§ **Records provided**

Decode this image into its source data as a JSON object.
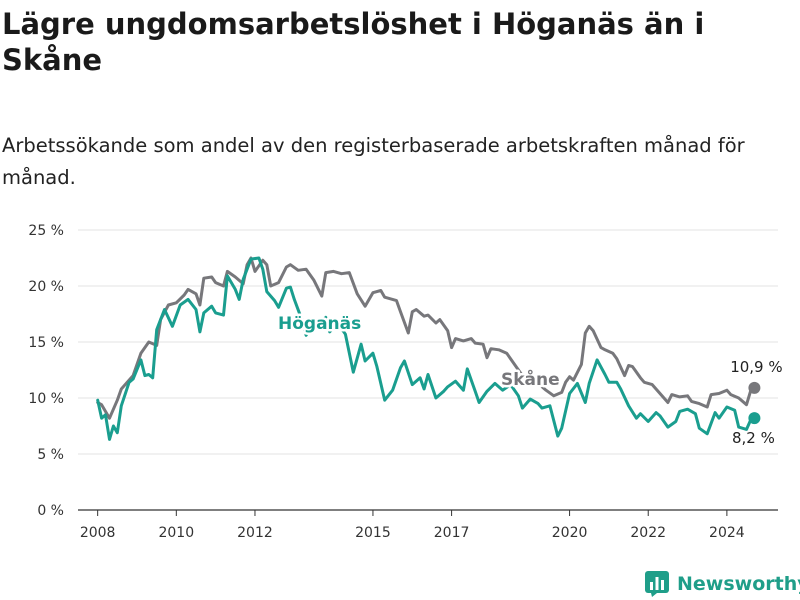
{
  "title": "Lägre ungdomsarbetslöshet i Höganäs än i Skåne",
  "subtitle": "Arbetssökande som andel av den registerbaserade arbetskraften månad för månad.",
  "brand": {
    "name": "Newsworthy",
    "logo_icon": "bar-chart-logo-icon",
    "color": "#1f9e89"
  },
  "chart_data": {
    "type": "line",
    "title": "Lägre ungdomsarbetslöshet i Höganäs än i Skåne",
    "xlabel": "",
    "ylabel": "",
    "ylim": [
      0,
      25
    ],
    "xlim": [
      2007.5,
      2025.3
    ],
    "y_ticks": [
      0,
      5,
      10,
      15,
      20,
      25
    ],
    "y_tick_labels": [
      "0 %",
      "5 %",
      "10 %",
      "15 %",
      "20 %",
      "25 %"
    ],
    "x_ticks": [
      2008,
      2010,
      2012,
      2015,
      2017,
      2020,
      2022,
      2024
    ],
    "x_tick_labels": [
      "2008",
      "2010",
      "2012",
      "2015",
      "2017",
      "2020",
      "2022",
      "2024"
    ],
    "grid": true,
    "series": [
      {
        "name": "Skåne",
        "color": "#77777b",
        "end_label": "10,9 %",
        "points": [
          [
            2008.0,
            9.6
          ],
          [
            2008.1,
            9.4
          ],
          [
            2008.3,
            8.2
          ],
          [
            2008.5,
            9.8
          ],
          [
            2008.6,
            10.8
          ],
          [
            2008.9,
            12.0
          ],
          [
            2009.1,
            14.0
          ],
          [
            2009.3,
            15.0
          ],
          [
            2009.5,
            14.7
          ],
          [
            2009.6,
            17.0
          ],
          [
            2009.8,
            18.3
          ],
          [
            2010.0,
            18.5
          ],
          [
            2010.2,
            19.2
          ],
          [
            2010.3,
            19.7
          ],
          [
            2010.5,
            19.3
          ],
          [
            2010.6,
            18.3
          ],
          [
            2010.7,
            20.7
          ],
          [
            2010.9,
            20.8
          ],
          [
            2011.0,
            20.3
          ],
          [
            2011.2,
            20.0
          ],
          [
            2011.3,
            21.3
          ],
          [
            2011.5,
            20.8
          ],
          [
            2011.7,
            20.2
          ],
          [
            2011.8,
            21.9
          ],
          [
            2011.9,
            22.5
          ],
          [
            2012.0,
            21.3
          ],
          [
            2012.2,
            22.3
          ],
          [
            2012.3,
            21.9
          ],
          [
            2012.4,
            20.0
          ],
          [
            2012.6,
            20.3
          ],
          [
            2012.8,
            21.7
          ],
          [
            2012.9,
            21.9
          ],
          [
            2013.1,
            21.4
          ],
          [
            2013.3,
            21.5
          ],
          [
            2013.5,
            20.5
          ],
          [
            2013.7,
            19.1
          ],
          [
            2013.8,
            21.2
          ],
          [
            2014.0,
            21.3
          ],
          [
            2014.2,
            21.1
          ],
          [
            2014.4,
            21.2
          ],
          [
            2014.6,
            19.3
          ],
          [
            2014.8,
            18.2
          ],
          [
            2015.0,
            19.4
          ],
          [
            2015.2,
            19.6
          ],
          [
            2015.3,
            19.0
          ],
          [
            2015.5,
            18.8
          ],
          [
            2015.6,
            18.7
          ],
          [
            2015.7,
            17.7
          ],
          [
            2015.9,
            15.8
          ],
          [
            2016.0,
            17.7
          ],
          [
            2016.1,
            17.9
          ],
          [
            2016.3,
            17.3
          ],
          [
            2016.4,
            17.4
          ],
          [
            2016.6,
            16.7
          ],
          [
            2016.7,
            17.0
          ],
          [
            2016.9,
            16.0
          ],
          [
            2017.0,
            14.5
          ],
          [
            2017.1,
            15.3
          ],
          [
            2017.3,
            15.1
          ],
          [
            2017.5,
            15.3
          ],
          [
            2017.6,
            14.9
          ],
          [
            2017.8,
            14.8
          ],
          [
            2017.9,
            13.6
          ],
          [
            2018.0,
            14.4
          ],
          [
            2018.2,
            14.3
          ],
          [
            2018.4,
            14.0
          ],
          [
            2018.6,
            13.0
          ],
          [
            2018.8,
            12.0
          ],
          [
            2019.0,
            11.8
          ],
          [
            2019.2,
            11.3
          ],
          [
            2019.4,
            10.7
          ],
          [
            2019.6,
            10.2
          ],
          [
            2019.8,
            10.5
          ],
          [
            2019.9,
            11.4
          ],
          [
            2020.0,
            11.9
          ],
          [
            2020.1,
            11.6
          ],
          [
            2020.3,
            13.0
          ],
          [
            2020.4,
            15.8
          ],
          [
            2020.5,
            16.4
          ],
          [
            2020.6,
            16.0
          ],
          [
            2020.8,
            14.5
          ],
          [
            2020.9,
            14.3
          ],
          [
            2021.1,
            14.0
          ],
          [
            2021.2,
            13.5
          ],
          [
            2021.4,
            12.0
          ],
          [
            2021.5,
            12.9
          ],
          [
            2021.6,
            12.8
          ],
          [
            2021.8,
            11.8
          ],
          [
            2021.9,
            11.4
          ],
          [
            2022.1,
            11.2
          ],
          [
            2022.3,
            10.4
          ],
          [
            2022.5,
            9.6
          ],
          [
            2022.6,
            10.3
          ],
          [
            2022.8,
            10.1
          ],
          [
            2023.0,
            10.2
          ],
          [
            2023.1,
            9.7
          ],
          [
            2023.3,
            9.5
          ],
          [
            2023.5,
            9.2
          ],
          [
            2023.6,
            10.3
          ],
          [
            2023.8,
            10.4
          ],
          [
            2024.0,
            10.7
          ],
          [
            2024.1,
            10.3
          ],
          [
            2024.3,
            10.0
          ],
          [
            2024.5,
            9.4
          ],
          [
            2024.6,
            10.6
          ],
          [
            2024.7,
            10.9
          ]
        ]
      },
      {
        "name": "Höganäs",
        "color": "#1a9e8f",
        "end_label": "8,2 %",
        "points": [
          [
            2008.0,
            9.8
          ],
          [
            2008.1,
            8.2
          ],
          [
            2008.2,
            8.5
          ],
          [
            2008.3,
            6.3
          ],
          [
            2008.4,
            7.5
          ],
          [
            2008.5,
            6.9
          ],
          [
            2008.6,
            9.3
          ],
          [
            2008.8,
            11.4
          ],
          [
            2008.9,
            11.7
          ],
          [
            2009.1,
            13.4
          ],
          [
            2009.2,
            12.0
          ],
          [
            2009.3,
            12.1
          ],
          [
            2009.4,
            11.8
          ],
          [
            2009.5,
            16.1
          ],
          [
            2009.7,
            17.9
          ],
          [
            2009.9,
            16.4
          ],
          [
            2010.1,
            18.3
          ],
          [
            2010.3,
            18.8
          ],
          [
            2010.5,
            17.9
          ],
          [
            2010.6,
            15.9
          ],
          [
            2010.7,
            17.6
          ],
          [
            2010.9,
            18.2
          ],
          [
            2011.0,
            17.6
          ],
          [
            2011.2,
            17.4
          ],
          [
            2011.3,
            20.9
          ],
          [
            2011.5,
            19.7
          ],
          [
            2011.6,
            18.8
          ],
          [
            2011.7,
            20.6
          ],
          [
            2011.9,
            22.4
          ],
          [
            2012.1,
            22.5
          ],
          [
            2012.2,
            21.5
          ],
          [
            2012.3,
            19.5
          ],
          [
            2012.5,
            18.7
          ],
          [
            2012.6,
            18.1
          ],
          [
            2012.8,
            19.8
          ],
          [
            2012.9,
            19.9
          ],
          [
            2013.0,
            18.8
          ],
          [
            2013.2,
            16.9
          ],
          [
            2013.3,
            15.6
          ],
          [
            2013.4,
            16.2
          ],
          [
            2013.6,
            16.5
          ],
          [
            2013.8,
            17.2
          ],
          [
            2013.9,
            15.9
          ],
          [
            2014.1,
            16.7
          ],
          [
            2014.3,
            15.7
          ],
          [
            2014.5,
            12.3
          ],
          [
            2014.7,
            14.8
          ],
          [
            2014.8,
            13.3
          ],
          [
            2015.0,
            14.0
          ],
          [
            2015.1,
            12.8
          ],
          [
            2015.3,
            9.8
          ],
          [
            2015.5,
            10.7
          ],
          [
            2015.7,
            12.7
          ],
          [
            2015.8,
            13.3
          ],
          [
            2016.0,
            11.2
          ],
          [
            2016.2,
            11.8
          ],
          [
            2016.3,
            10.8
          ],
          [
            2016.4,
            12.1
          ],
          [
            2016.6,
            10.0
          ],
          [
            2016.8,
            10.6
          ],
          [
            2016.9,
            11.0
          ],
          [
            2017.1,
            11.5
          ],
          [
            2017.3,
            10.7
          ],
          [
            2017.4,
            12.6
          ],
          [
            2017.6,
            10.6
          ],
          [
            2017.7,
            9.6
          ],
          [
            2017.9,
            10.6
          ],
          [
            2018.1,
            11.3
          ],
          [
            2018.3,
            10.7
          ],
          [
            2018.5,
            11.2
          ],
          [
            2018.7,
            10.2
          ],
          [
            2018.8,
            9.1
          ],
          [
            2019.0,
            9.9
          ],
          [
            2019.2,
            9.5
          ],
          [
            2019.3,
            9.1
          ],
          [
            2019.5,
            9.3
          ],
          [
            2019.7,
            6.6
          ],
          [
            2019.8,
            7.3
          ],
          [
            2020.0,
            10.4
          ],
          [
            2020.2,
            11.3
          ],
          [
            2020.4,
            9.6
          ],
          [
            2020.5,
            11.3
          ],
          [
            2020.7,
            13.4
          ],
          [
            2020.9,
            12.1
          ],
          [
            2021.0,
            11.4
          ],
          [
            2021.2,
            11.4
          ],
          [
            2021.3,
            10.8
          ],
          [
            2021.5,
            9.3
          ],
          [
            2021.7,
            8.2
          ],
          [
            2021.8,
            8.6
          ],
          [
            2022.0,
            7.9
          ],
          [
            2022.2,
            8.7
          ],
          [
            2022.3,
            8.4
          ],
          [
            2022.5,
            7.4
          ],
          [
            2022.7,
            7.9
          ],
          [
            2022.8,
            8.8
          ],
          [
            2023.0,
            9.0
          ],
          [
            2023.2,
            8.6
          ],
          [
            2023.3,
            7.3
          ],
          [
            2023.5,
            6.8
          ],
          [
            2023.7,
            8.7
          ],
          [
            2023.8,
            8.2
          ],
          [
            2024.0,
            9.2
          ],
          [
            2024.2,
            8.9
          ],
          [
            2024.3,
            7.4
          ],
          [
            2024.5,
            7.2
          ],
          [
            2024.6,
            8.0
          ],
          [
            2024.7,
            8.2
          ]
        ]
      }
    ],
    "annotations": [
      {
        "text": "Höganäs",
        "series": "Höganäs"
      },
      {
        "text": "Skåne",
        "series": "Skåne"
      }
    ]
  }
}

§ **Exercise directions**
Copy out all lines that carry the word "name".

§ **Result**
    "name": "Newsworthy",
        "name": "Skåne",
        "name": "Höganäs",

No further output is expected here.